Leave out the pictures, then reproduce the rest of the material exactly.

* START Supplied information *

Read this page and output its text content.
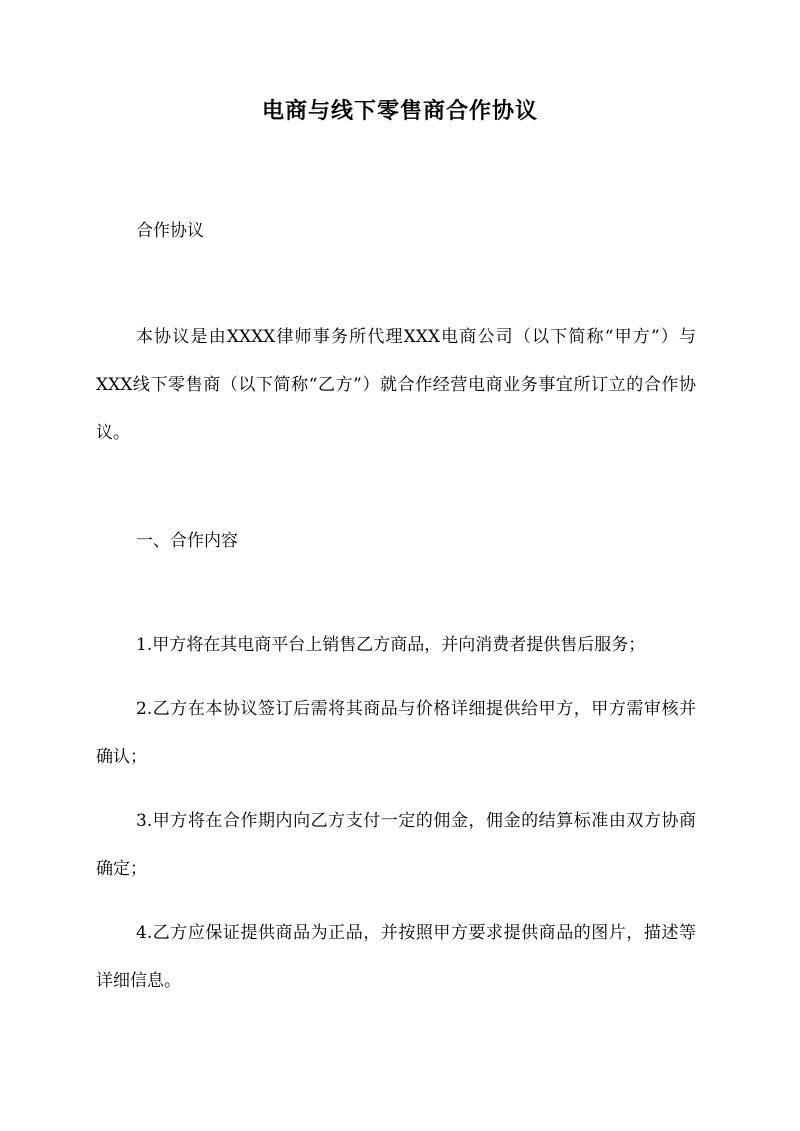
电商与线下零售商合作协议
合作协议
本协议是由XXXX律师事务所代理XXX电商公司（以下简称“甲方”）与XXX线下零售商（以下简称“乙方”）就合作经营电商业务事宜所订立的合作协议。
一、合作内容
1.甲方将在其电商平台上销售乙方商品，并向消费者提供售后服务；
2.乙方在本协议签订后需将其商品与价格详细提供给甲方，甲方需审核并确认；
3.甲方将在合作期内向乙方支付一定的佣金，佣金的结算标准由双方协商确定；
4.乙方应保证提供商品为正品，并按照甲方要求提供商品的图片，描述等详细信息。
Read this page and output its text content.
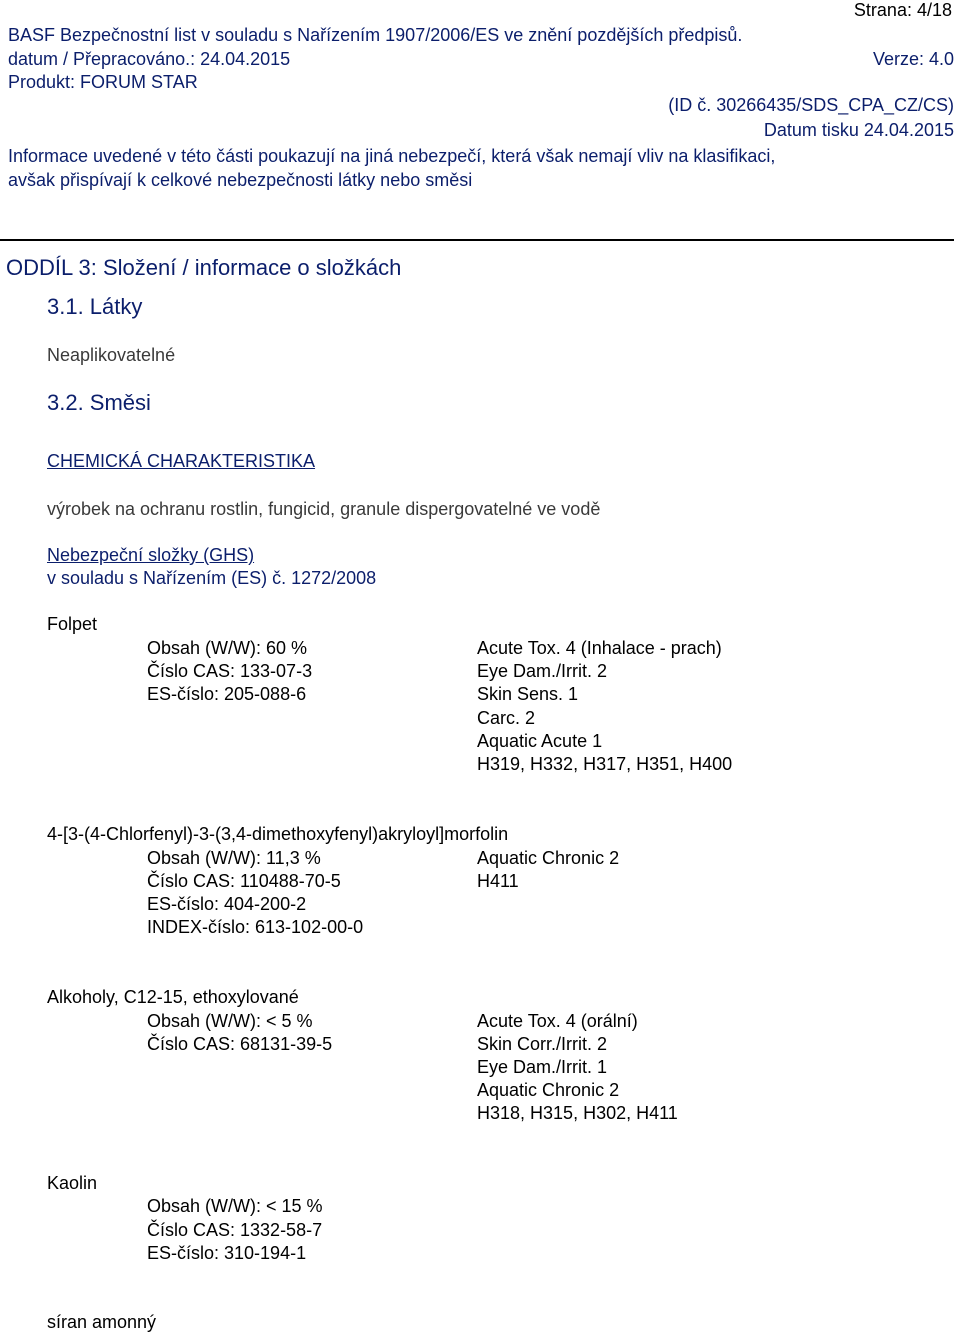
Strana: 4/18
BASF Bezpečnostní list v souladu s Nařízením 1907/2006/ES ve znění pozdějších předpisů.
datum / Přepracováno.: 24.04.2015	Verze: 4.0
Produkt: FORUM STAR
(ID č. 30266435/SDS_CPA_CZ/CS)
Datum tisku 24.04.2015
Informace uvedené v této části poukazují na jiná nebezpečí, která však nemají vliv na klasifikaci,
avšak přispívají k celkové nebezpečnosti látky nebo směsi
ODDÍL 3: Složení / informace o složkách
3.1. Látky
Neaplikovatelné
3.2. Směsi
CHEMICKÁ CHARAKTERISTIKA
výrobek na ochranu rostlin, fungicid, granule dispergovatelné ve vodě
Nebezpeční složky (GHS)
v souladu s Nařízením (ES) č. 1272/2008
Folpet
Obsah (W/W): 60 %
Číslo CAS: 133-07-3
ES-číslo: 205-088-6
Acute Tox. 4 (Inhalace - prach)
Eye Dam./Irrit. 2
Skin Sens. 1
Carc. 2
Aquatic Acute 1
H319, H332, H317, H351, H400
4-[3-(4-Chlorfenyl)-3-(3,4-dimethoxyfenyl)akryloyl]morfolin
Obsah (W/W): 11,3 %
Číslo CAS: 110488-70-5
ES-číslo: 404-200-2
INDEX-číslo: 613-102-00-0
Aquatic Chronic 2
H411
Alkoholy, C12-15, ethoxylované
Obsah (W/W): < 5 %
Číslo CAS: 68131-39-5
Acute Tox. 4 (orální)
Skin Corr./Irrit. 2
Eye Dam./Irrit. 1
Aquatic Chronic 2
H318, H315, H302, H411
Kaolin
Obsah (W/W): < 15 %
Číslo CAS: 1332-58-7
ES-číslo: 310-194-1
síran amonný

* END Supplied information *

* **Output**:
Read this page and output its text content.
电商与线下零售商合作协议
合作协议
本协议是由XXXX律师事务所代理XXX电商公司（以下简称“甲方”）与XXX线下零售商（以下简称“乙方”）就合作经营电商业务事宜所订立的合作协议。
一、合作内容
1.甲方将在其电商平台上销售乙方商品，并向消费者提供售后服务；
2.乙方在本协议签订后需将其商品与价格详细提供给甲方，甲方需审核并确认；
3.甲方将在合作期内向乙方支付一定的佣金，佣金的结算标准由双方协商确定；
4.乙方应保证提供商品为正品，并按照甲方要求提供商品的图片，描述等详细信息。
Read this page and output its text content.
Strana: 4/18
BASF Bezpečnostní list v souladu s Nařízením 1907/2006/ES ve znění pozdějších předpisů.
datum / Přepracováno.: 24.04.2015	Verze: 4.0
Produkt: FORUM STAR
(ID č. 30266435/SDS_CPA_CZ/CS)
Datum tisku 24.04.2015
Informace uvedené v této části poukazují na jiná nebezpečí, která však nemají vliv na klasifikaci,
avšak přispívají k celkové nebezpečnosti látky nebo směsi
ODDÍL 3: Složení / informace o složkách
3.1. Látky
Neaplikovatelné
3.2. Směsi
CHEMICKÁ CHARAKTERISTIKA
výrobek na ochranu rostlin, fungicid, granule dispergovatelné ve vodě
Nebezpeční složky (GHS)
v souladu s Nařízením (ES) č. 1272/2008
Folpet
Obsah (W/W): 60 %
Číslo CAS: 133-07-3
ES-číslo: 205-088-6
Acute Tox. 4 (Inhalace - prach)
Eye Dam./Irrit. 2
Skin Sens. 1
Carc. 2
Aquatic Acute 1
H319, H332, H317, H351, H400
4-[3-(4-Chlorfenyl)-3-(3,4-dimethoxyfenyl)akryloyl]morfolin
Obsah (W/W): 11,3 %
Číslo CAS: 110488-70-5
ES-číslo: 404-200-2
INDEX-číslo: 613-102-00-0
Aquatic Chronic 2
H411
Alkoholy, C12-15, ethoxylované
Obsah (W/W): < 5 %
Číslo CAS: 68131-39-5
Acute Tox. 4 (orální)
Skin Corr./Irrit. 2
Eye Dam./Irrit. 1
Aquatic Chronic 2
H318, H315, H302, H411
Kaolin
Obsah (W/W): < 15 %
Číslo CAS: 1332-58-7
ES-číslo: 310-194-1
síran amonný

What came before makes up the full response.